## THE TASK
Look below and pull out each line with the word "JSON".
====== GIVEN ENTRIES
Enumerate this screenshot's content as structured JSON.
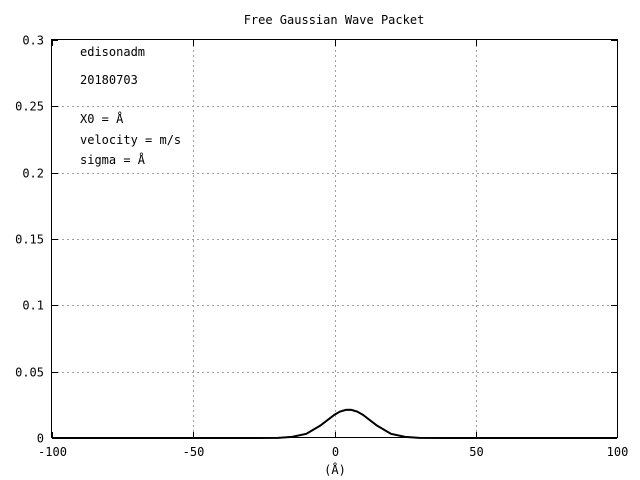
{
  "chart_data": {
    "type": "line",
    "title": "Free Gaussian Wave Packet",
    "xlabel": "(Å)",
    "ylabel": "",
    "xlim": [
      -100,
      100
    ],
    "ylim": [
      0,
      0.3
    ],
    "grid": true,
    "x_ticks": [
      "-100",
      "-50",
      "0",
      "50",
      "100"
    ],
    "y_ticks": [
      "0",
      "0.05",
      "0.1",
      "0.15",
      "0.2",
      "0.25",
      "0.3"
    ],
    "annotations": [
      "edisonadm",
      "20180703",
      "X0 =  Å",
      "velocity =  m/s",
      "sigma =  Å"
    ],
    "series": [
      {
        "color": "#000000",
        "x": [
          -100,
          -80,
          -60,
          -40,
          -30,
          -20,
          -15,
          -10,
          -5,
          0,
          2,
          4,
          5,
          6,
          8,
          10,
          15,
          20,
          25,
          30,
          40,
          60,
          80,
          100
        ],
        "y": [
          0,
          0,
          0,
          0,
          0,
          0.0001,
          0.0008,
          0.0032,
          0.0094,
          0.0176,
          0.02,
          0.0212,
          0.0213,
          0.0212,
          0.02,
          0.0176,
          0.0094,
          0.0032,
          0.0008,
          0.0001,
          0,
          0,
          0,
          0
        ]
      }
    ]
  }
}
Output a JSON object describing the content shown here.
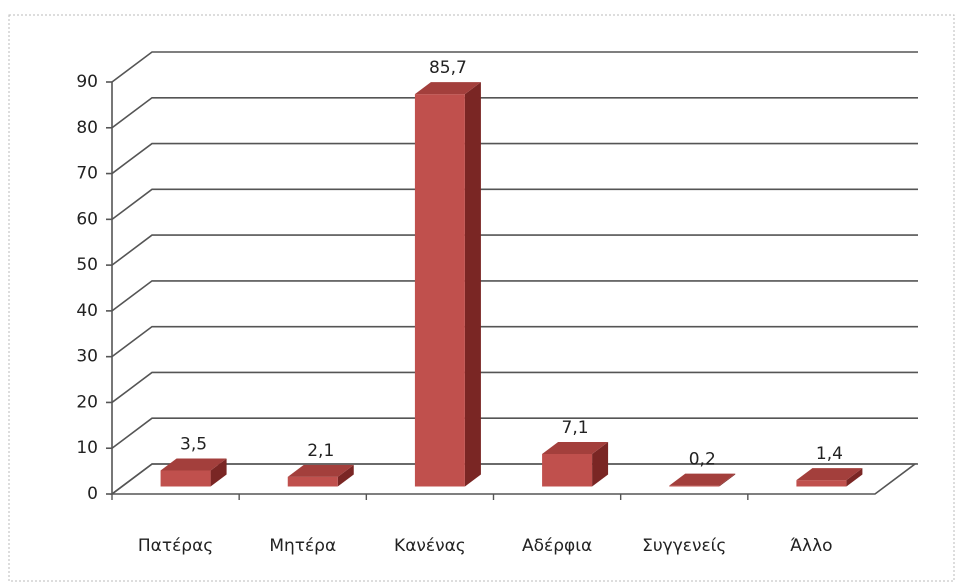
{
  "chart_data": {
    "type": "bar3d",
    "categories": [
      "Πατέρας",
      "Μητέρα",
      "Κανένας",
      "Αδέρφια",
      "Συγγενείς",
      "Άλλο"
    ],
    "values": [
      3.5,
      2.1,
      85.7,
      7.1,
      0.2,
      1.4
    ],
    "value_labels": [
      "3,5",
      "2,1",
      "85,7",
      "7,1",
      "0,2",
      "1,4"
    ],
    "color": "#c0504d",
    "ylim": [
      0,
      90
    ],
    "yticks": [
      0,
      10,
      20,
      30,
      40,
      50,
      60,
      70,
      80,
      90
    ],
    "grid": true
  }
}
============
## ANSWER IN FULL
Enumerate this screenshot's content as structured JSON.
Output a JSON object describing the content shown here.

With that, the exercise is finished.